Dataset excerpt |
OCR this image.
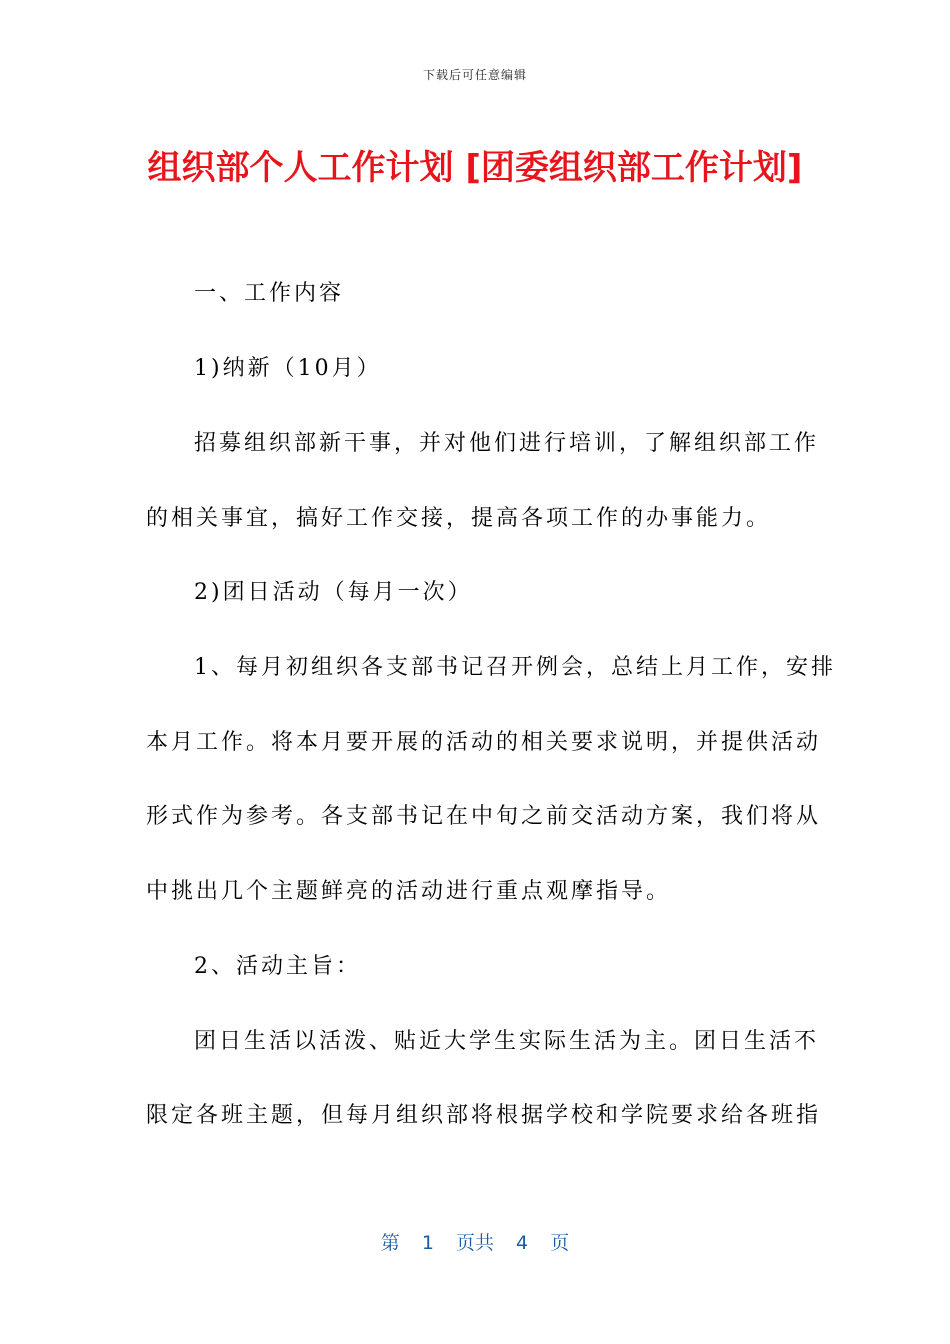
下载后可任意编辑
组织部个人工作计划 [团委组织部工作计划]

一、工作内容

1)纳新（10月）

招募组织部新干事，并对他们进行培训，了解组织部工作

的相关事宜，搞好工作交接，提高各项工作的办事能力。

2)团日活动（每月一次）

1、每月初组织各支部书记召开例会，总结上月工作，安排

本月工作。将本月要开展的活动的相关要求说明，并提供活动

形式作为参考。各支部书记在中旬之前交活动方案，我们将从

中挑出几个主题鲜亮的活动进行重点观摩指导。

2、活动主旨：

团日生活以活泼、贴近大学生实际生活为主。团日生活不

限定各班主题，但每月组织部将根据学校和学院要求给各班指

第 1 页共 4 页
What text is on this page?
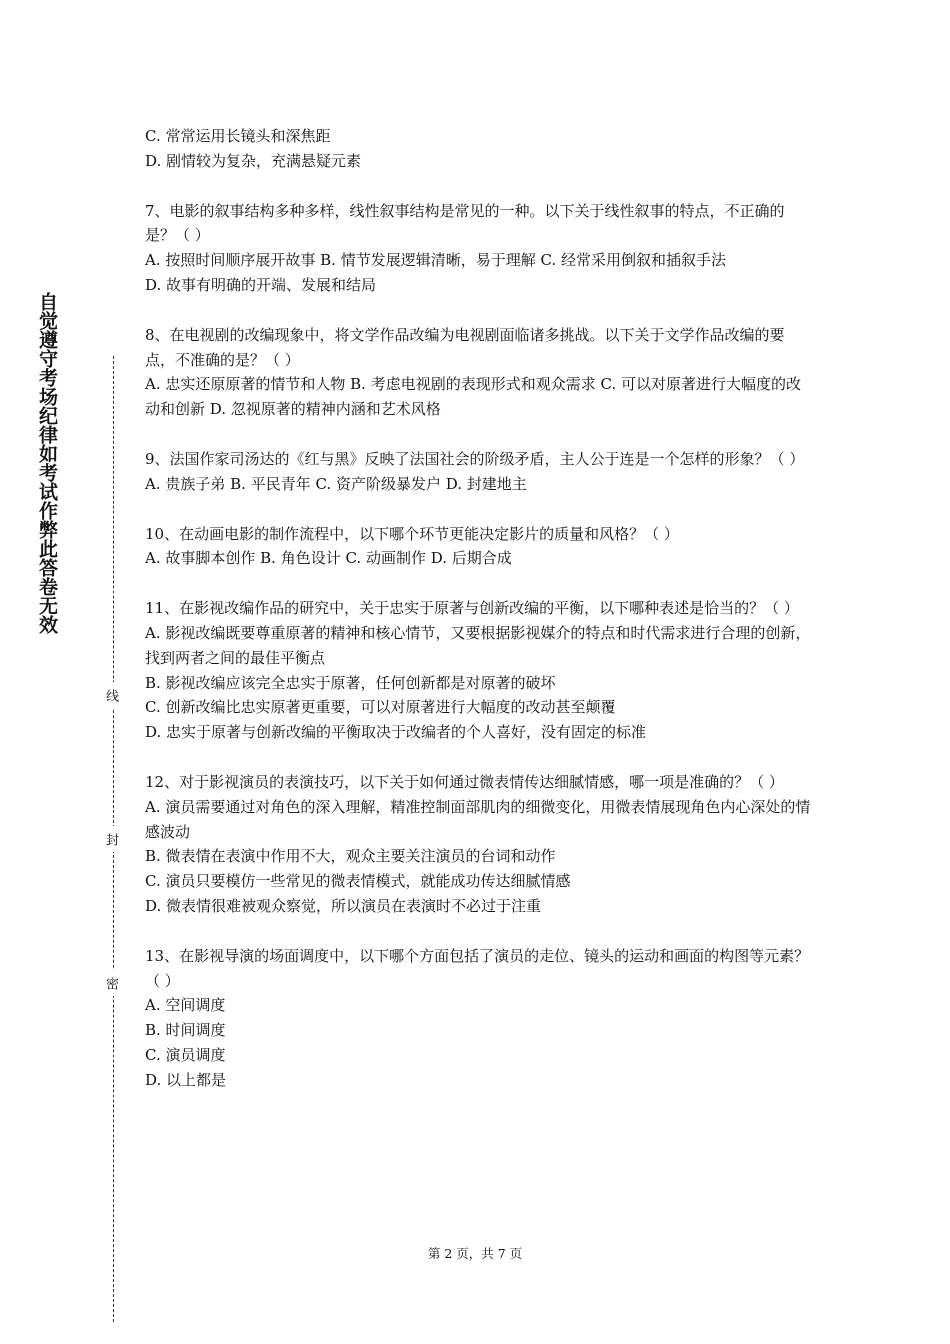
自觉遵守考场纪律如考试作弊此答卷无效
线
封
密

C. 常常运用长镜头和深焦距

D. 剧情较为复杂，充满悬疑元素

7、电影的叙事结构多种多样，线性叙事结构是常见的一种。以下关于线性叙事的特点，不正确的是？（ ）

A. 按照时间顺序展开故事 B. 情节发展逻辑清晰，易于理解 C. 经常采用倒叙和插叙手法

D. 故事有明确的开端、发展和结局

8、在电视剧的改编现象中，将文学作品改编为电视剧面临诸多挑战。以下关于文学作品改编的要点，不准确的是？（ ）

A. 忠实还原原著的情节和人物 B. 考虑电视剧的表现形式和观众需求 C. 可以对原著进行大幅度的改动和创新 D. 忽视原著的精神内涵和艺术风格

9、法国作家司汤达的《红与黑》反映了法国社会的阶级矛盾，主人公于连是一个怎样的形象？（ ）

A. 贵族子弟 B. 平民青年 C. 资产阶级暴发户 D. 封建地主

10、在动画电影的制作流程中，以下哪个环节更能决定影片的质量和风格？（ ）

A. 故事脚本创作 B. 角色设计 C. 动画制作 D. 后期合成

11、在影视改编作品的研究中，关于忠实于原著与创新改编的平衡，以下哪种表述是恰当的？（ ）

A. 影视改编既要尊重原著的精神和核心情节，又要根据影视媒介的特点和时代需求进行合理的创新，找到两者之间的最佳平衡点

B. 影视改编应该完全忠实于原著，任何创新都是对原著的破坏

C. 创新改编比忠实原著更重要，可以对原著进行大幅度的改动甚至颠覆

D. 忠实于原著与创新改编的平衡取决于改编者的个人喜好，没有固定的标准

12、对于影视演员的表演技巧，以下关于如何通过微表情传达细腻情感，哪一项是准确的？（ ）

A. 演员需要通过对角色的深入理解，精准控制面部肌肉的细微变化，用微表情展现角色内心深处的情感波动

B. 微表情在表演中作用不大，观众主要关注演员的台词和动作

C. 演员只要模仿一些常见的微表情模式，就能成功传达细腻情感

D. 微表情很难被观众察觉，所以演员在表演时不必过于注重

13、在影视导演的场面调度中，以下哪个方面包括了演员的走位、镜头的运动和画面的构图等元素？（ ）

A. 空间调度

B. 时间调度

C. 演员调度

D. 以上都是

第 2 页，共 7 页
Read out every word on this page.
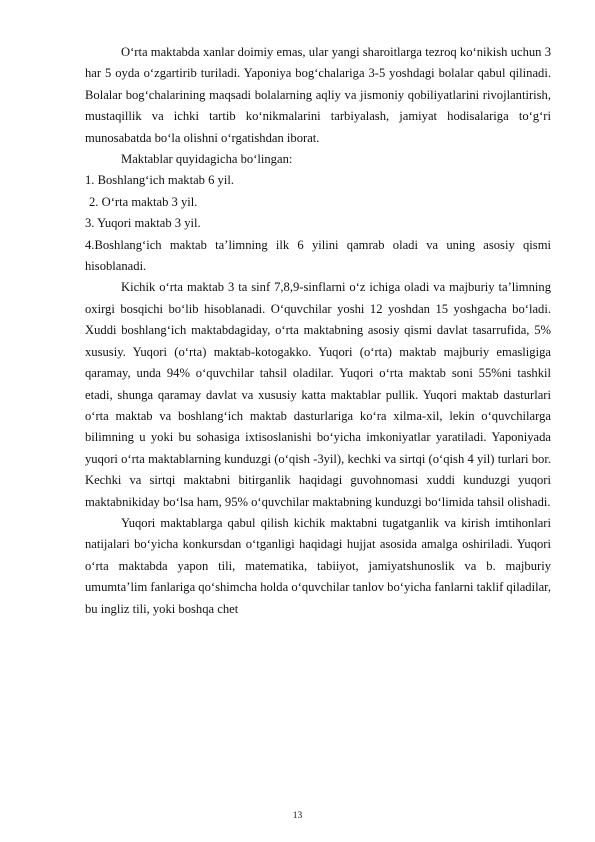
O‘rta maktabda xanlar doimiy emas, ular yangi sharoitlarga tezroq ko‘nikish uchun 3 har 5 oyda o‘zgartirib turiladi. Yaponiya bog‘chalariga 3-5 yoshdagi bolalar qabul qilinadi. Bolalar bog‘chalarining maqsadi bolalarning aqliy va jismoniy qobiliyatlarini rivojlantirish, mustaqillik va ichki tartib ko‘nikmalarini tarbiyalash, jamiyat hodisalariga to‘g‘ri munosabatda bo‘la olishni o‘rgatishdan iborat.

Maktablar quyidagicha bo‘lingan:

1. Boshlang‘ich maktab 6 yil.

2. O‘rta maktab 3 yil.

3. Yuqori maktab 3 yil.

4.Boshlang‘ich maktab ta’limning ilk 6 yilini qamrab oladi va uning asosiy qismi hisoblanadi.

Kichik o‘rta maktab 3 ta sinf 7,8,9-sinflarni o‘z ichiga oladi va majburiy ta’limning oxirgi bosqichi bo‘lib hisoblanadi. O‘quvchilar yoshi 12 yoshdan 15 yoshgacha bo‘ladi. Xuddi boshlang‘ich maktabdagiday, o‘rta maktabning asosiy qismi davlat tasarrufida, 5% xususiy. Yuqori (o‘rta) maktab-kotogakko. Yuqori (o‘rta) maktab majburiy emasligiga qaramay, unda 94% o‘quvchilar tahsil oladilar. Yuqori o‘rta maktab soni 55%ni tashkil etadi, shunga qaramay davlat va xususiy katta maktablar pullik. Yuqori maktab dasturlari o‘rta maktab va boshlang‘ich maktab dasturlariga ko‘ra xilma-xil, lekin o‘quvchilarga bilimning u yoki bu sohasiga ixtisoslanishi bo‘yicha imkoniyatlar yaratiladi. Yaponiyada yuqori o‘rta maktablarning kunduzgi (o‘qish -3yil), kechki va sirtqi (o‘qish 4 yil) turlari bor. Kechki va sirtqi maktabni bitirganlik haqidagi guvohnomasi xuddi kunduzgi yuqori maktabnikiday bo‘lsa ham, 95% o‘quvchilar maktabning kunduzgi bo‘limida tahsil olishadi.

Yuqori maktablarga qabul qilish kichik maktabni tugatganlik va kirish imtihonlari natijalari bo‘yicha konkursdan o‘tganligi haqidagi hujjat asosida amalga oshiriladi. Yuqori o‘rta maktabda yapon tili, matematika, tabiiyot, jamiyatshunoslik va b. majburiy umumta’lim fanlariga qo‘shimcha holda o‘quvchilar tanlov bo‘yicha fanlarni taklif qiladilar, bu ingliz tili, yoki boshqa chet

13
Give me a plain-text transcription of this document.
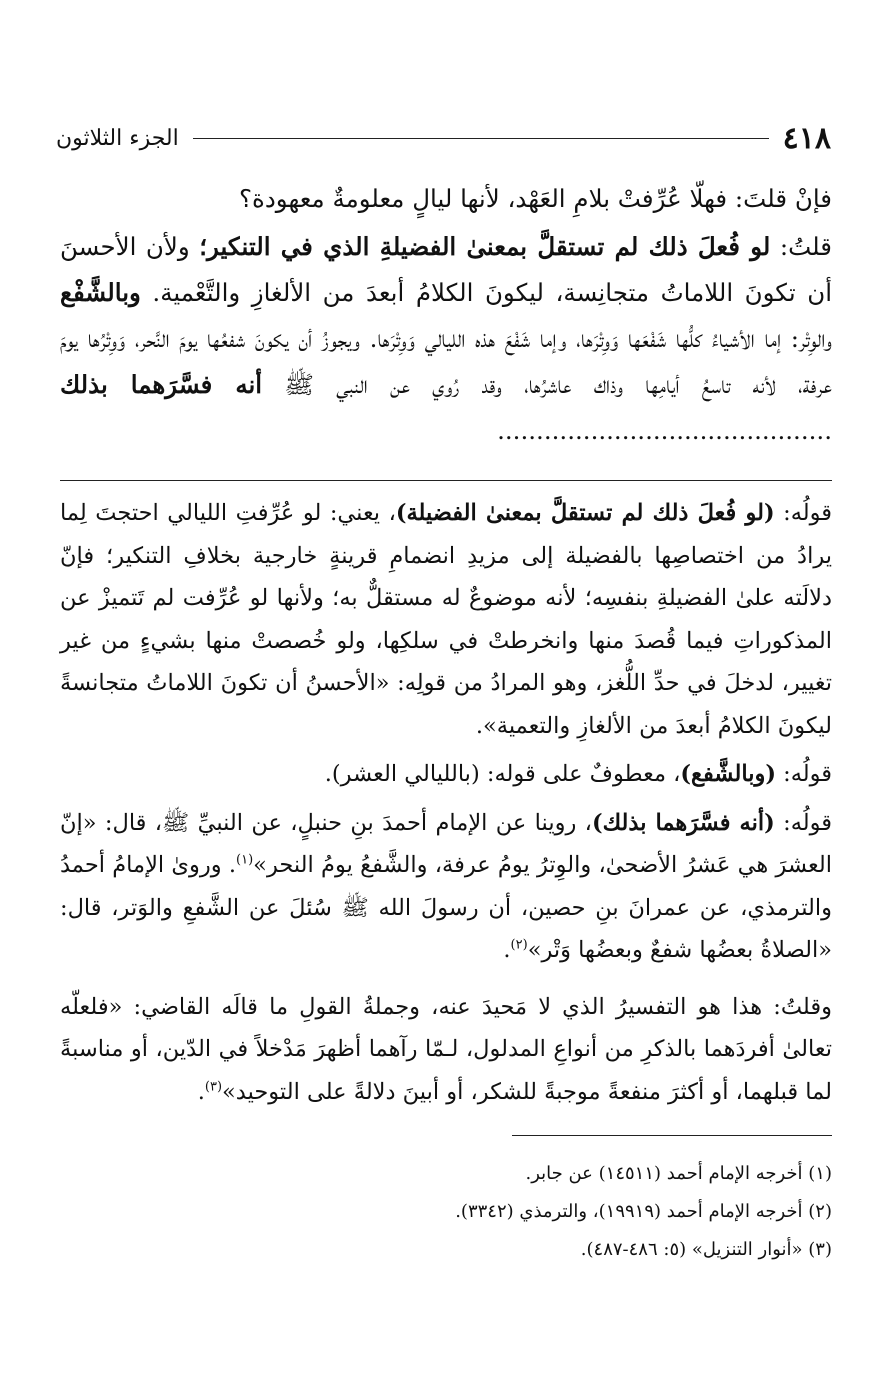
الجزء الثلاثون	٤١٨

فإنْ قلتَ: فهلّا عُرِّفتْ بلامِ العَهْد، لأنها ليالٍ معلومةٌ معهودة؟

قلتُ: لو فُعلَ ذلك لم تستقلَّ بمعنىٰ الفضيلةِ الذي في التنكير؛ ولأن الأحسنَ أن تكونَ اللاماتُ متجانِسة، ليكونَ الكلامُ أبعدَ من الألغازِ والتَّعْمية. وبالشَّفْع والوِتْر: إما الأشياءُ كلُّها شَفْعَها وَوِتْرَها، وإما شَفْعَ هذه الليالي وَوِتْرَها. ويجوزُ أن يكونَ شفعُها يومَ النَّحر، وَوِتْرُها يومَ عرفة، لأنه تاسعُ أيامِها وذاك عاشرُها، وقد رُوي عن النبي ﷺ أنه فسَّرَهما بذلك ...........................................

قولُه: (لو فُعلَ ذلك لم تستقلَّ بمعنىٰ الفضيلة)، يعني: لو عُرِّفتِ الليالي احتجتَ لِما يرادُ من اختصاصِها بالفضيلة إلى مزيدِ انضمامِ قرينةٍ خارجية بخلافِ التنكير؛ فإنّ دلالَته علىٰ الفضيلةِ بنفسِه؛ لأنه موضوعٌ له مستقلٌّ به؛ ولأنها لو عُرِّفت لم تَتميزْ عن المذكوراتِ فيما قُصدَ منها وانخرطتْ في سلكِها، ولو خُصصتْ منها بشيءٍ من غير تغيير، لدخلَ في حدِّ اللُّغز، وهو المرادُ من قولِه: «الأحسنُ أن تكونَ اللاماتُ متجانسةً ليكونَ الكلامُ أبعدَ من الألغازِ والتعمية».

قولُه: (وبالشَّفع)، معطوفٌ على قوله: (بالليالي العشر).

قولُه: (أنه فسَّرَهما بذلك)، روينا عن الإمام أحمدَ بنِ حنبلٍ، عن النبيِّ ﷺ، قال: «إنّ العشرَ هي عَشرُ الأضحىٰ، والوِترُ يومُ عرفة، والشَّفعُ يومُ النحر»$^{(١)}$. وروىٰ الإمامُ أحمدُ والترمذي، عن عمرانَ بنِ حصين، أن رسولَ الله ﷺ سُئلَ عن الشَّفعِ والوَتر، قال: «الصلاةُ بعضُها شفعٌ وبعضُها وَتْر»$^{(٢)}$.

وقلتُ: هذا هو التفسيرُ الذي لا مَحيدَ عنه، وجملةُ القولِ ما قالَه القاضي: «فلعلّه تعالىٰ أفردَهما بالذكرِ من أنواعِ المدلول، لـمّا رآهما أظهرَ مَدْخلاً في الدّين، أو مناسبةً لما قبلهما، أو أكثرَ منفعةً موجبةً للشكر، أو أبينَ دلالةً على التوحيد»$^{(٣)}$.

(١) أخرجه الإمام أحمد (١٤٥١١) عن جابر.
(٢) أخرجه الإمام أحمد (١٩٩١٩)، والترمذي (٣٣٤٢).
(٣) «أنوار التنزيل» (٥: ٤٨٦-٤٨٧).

Do this | Return from the data every line that holds "hisoblanadi".

Task solution |
4.Boshlang‘ich maktab ta’limning ilk 6 yilini qamrab oladi va uning asosiy qismi hisoblanadi.
Kichik o‘rta maktab 3 ta sinf 7,8,9-sinflarni o‘z ichiga oladi va majburiy ta’limning oxirgi bosqichi bo‘lib hisoblanadi. O‘quvchilar yoshi 12 yoshdan 15 yoshgacha bo‘ladi. Xuddi boshlang‘ich maktabdagiday, o‘rta maktabning asosiy qismi davlat tasarrufida, 5% xususiy. Yuqori (o‘rta) maktab-kotogakko. Yuqori (o‘rta) maktab majburiy emasligiga qaramay, unda 94% o‘quvchilar tahsil oladilar. Yuqori o‘rta maktab soni 55%ni tashkil etadi, shunga qaramay davlat va xususiy katta maktablar pullik. Yuqori maktab dasturlari o‘rta maktab va boshlang‘ich maktab dasturlariga ko‘ra xilma-xil, lekin o‘quvchilarga bilimning u yoki bu sohasiga ixtisoslanishi bo‘yicha imkoniyatlar yaratiladi. Yaponiyada yuqori o‘rta maktablarning kunduzgi (o‘qish -3yil), kechki va sirtqi (o‘qish 4 yil) turlari bor. Kechki va sirtqi maktabni bitirganlik haqidagi guvohnomasi xuddi kunduzgi yuqori maktabnikiday bo‘lsa ham, 95% o‘quvchilar maktabning kunduzgi bo‘limida tahsil olishadi.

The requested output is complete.